▶ **The exercise**:
Select all lines in the records that include "不偏向任何团体".

▶ **Provided entries**:
+===+

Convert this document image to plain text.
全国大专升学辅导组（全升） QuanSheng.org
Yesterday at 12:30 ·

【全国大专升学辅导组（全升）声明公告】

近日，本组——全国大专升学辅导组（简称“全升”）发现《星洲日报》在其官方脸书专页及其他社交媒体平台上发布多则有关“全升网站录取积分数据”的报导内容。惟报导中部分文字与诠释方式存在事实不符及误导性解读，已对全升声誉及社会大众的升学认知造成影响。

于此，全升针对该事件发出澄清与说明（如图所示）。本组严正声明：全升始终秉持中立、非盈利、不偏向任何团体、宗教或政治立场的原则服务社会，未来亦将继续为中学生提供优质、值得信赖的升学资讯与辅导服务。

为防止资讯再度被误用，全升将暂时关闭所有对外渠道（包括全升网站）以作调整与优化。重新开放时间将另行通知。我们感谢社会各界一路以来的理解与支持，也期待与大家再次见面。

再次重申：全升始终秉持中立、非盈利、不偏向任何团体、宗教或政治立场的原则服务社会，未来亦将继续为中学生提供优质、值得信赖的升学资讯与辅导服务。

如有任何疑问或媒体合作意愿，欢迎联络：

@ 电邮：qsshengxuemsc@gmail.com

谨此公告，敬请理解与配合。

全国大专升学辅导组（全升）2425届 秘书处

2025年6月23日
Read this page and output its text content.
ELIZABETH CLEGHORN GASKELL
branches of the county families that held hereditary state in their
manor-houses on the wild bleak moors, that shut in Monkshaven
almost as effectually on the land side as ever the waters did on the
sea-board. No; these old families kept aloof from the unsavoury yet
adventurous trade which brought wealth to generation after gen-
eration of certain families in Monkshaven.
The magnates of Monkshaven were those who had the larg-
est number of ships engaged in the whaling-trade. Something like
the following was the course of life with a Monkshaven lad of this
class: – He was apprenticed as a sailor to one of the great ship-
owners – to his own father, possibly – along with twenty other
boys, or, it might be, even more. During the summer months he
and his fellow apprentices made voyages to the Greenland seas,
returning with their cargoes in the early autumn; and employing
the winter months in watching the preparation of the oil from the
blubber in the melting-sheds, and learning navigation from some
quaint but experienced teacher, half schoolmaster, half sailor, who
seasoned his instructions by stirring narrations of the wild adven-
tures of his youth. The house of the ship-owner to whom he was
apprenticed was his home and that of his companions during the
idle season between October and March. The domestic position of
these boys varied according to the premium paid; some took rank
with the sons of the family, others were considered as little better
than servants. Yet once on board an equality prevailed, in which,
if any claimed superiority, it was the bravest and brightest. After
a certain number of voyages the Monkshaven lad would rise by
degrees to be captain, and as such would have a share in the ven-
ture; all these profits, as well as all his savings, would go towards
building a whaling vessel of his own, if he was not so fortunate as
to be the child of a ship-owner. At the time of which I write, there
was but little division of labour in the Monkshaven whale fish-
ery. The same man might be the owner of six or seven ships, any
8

+===+

▶ **Reply**:
于此，全升针对该事件发出澄清与说明（如图所示）。本组严正声明：全升始终秉持中立、非盈利、不偏向任何团体、宗教或政治立场的原则服务社会，未来亦将继续为中学生提供优质、值得信赖的升学资讯与辅导服务。
再次重申：全升始终秉持中立、非盈利、不偏向任何团体、宗教或政治立场的原则服务社会，未来亦将继续为中学生提供优质、值得信赖的升学资讯与辅导服务。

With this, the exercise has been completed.